Your task
Reproduce the material starting at the beginning and ending at the line containing "217, 418, 234]", but replace "header" with "column-header" and leave everything else unchanged.

Exercise material

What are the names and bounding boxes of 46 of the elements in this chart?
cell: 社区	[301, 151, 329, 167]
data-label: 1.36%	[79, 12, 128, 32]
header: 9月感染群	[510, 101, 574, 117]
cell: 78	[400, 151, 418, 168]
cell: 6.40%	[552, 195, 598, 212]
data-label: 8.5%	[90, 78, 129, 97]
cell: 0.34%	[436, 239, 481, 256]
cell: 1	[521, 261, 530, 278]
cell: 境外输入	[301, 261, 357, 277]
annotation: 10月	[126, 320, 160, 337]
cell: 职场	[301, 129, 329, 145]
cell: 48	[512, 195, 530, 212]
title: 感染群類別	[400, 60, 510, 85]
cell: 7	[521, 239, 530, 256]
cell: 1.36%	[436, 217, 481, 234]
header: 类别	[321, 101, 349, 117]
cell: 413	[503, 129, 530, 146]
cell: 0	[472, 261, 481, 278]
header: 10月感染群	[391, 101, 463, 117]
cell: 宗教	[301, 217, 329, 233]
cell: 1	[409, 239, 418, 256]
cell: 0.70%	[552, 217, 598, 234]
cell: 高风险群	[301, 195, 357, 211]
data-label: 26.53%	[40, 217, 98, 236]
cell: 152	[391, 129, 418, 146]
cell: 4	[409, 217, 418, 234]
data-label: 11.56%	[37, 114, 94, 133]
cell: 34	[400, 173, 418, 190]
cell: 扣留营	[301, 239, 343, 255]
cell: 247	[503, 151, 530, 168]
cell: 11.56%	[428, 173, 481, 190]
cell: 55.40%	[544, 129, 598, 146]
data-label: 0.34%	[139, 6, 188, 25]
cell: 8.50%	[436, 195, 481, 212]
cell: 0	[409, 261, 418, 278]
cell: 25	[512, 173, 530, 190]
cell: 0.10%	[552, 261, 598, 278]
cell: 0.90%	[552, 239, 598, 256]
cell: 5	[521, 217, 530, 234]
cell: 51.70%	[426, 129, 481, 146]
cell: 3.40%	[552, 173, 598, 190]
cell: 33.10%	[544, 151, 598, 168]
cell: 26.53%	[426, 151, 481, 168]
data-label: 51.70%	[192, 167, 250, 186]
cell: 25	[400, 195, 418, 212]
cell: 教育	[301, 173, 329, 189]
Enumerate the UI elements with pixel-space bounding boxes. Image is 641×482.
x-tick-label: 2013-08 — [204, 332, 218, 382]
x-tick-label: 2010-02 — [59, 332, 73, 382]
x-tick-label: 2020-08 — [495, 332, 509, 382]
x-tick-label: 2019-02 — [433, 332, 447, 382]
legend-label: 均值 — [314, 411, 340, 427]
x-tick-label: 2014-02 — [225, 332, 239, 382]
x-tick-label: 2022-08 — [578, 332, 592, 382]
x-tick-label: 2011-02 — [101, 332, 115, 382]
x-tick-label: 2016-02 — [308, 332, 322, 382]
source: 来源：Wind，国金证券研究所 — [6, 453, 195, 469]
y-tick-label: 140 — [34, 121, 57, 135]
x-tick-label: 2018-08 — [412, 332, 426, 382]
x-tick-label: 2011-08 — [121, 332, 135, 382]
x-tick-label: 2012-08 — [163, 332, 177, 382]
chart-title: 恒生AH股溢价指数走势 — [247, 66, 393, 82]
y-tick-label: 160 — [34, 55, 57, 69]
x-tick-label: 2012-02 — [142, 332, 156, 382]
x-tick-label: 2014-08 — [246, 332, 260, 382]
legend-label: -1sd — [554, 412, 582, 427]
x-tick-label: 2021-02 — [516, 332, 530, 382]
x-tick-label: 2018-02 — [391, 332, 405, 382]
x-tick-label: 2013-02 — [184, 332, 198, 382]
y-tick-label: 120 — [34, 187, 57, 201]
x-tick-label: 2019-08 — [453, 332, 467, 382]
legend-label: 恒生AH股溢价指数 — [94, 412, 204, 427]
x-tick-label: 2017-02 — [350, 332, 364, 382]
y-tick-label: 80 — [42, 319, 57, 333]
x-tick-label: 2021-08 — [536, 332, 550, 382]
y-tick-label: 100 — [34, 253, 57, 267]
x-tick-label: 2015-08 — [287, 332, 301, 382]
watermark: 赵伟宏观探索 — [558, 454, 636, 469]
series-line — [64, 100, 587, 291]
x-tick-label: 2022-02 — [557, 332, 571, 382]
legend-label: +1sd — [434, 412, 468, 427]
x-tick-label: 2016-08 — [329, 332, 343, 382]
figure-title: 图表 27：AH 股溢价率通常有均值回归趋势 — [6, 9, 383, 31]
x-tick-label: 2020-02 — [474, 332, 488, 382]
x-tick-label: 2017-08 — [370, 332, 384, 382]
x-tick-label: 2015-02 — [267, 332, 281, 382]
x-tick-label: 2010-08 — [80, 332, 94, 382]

Answer to this problem
What are the names and bounding boxes of 46 of the elements in this chart?
cell: 社区	[301, 151, 329, 167]
data-label: 1.36%	[79, 12, 128, 32]
column-header: 9月感染群	[510, 101, 574, 117]
cell: 78	[400, 151, 418, 168]
cell: 6.40%	[552, 195, 598, 212]
data-label: 8.5%	[90, 78, 129, 97]
cell: 0.34%	[436, 239, 481, 256]
cell: 1	[521, 261, 530, 278]
cell: 境外输入	[301, 261, 357, 277]
annotation: 10月	[126, 320, 160, 337]
cell: 职场	[301, 129, 329, 145]
cell: 48	[512, 195, 530, 212]
title: 感染群類別	[400, 60, 510, 85]
cell: 7	[521, 239, 530, 256]
cell: 1.36%	[436, 217, 481, 234]
column-header: 类别	[321, 101, 349, 117]
cell: 413	[503, 129, 530, 146]
cell: 0	[472, 261, 481, 278]
column-header: 10月感染群	[391, 101, 463, 117]
cell: 宗教	[301, 217, 329, 233]
cell: 1	[409, 239, 418, 256]
cell: 0.70%	[552, 217, 598, 234]
cell: 高风险群	[301, 195, 357, 211]
data-label: 26.53%	[40, 217, 98, 236]
cell: 152	[391, 129, 418, 146]
cell: 4	[409, 217, 418, 234]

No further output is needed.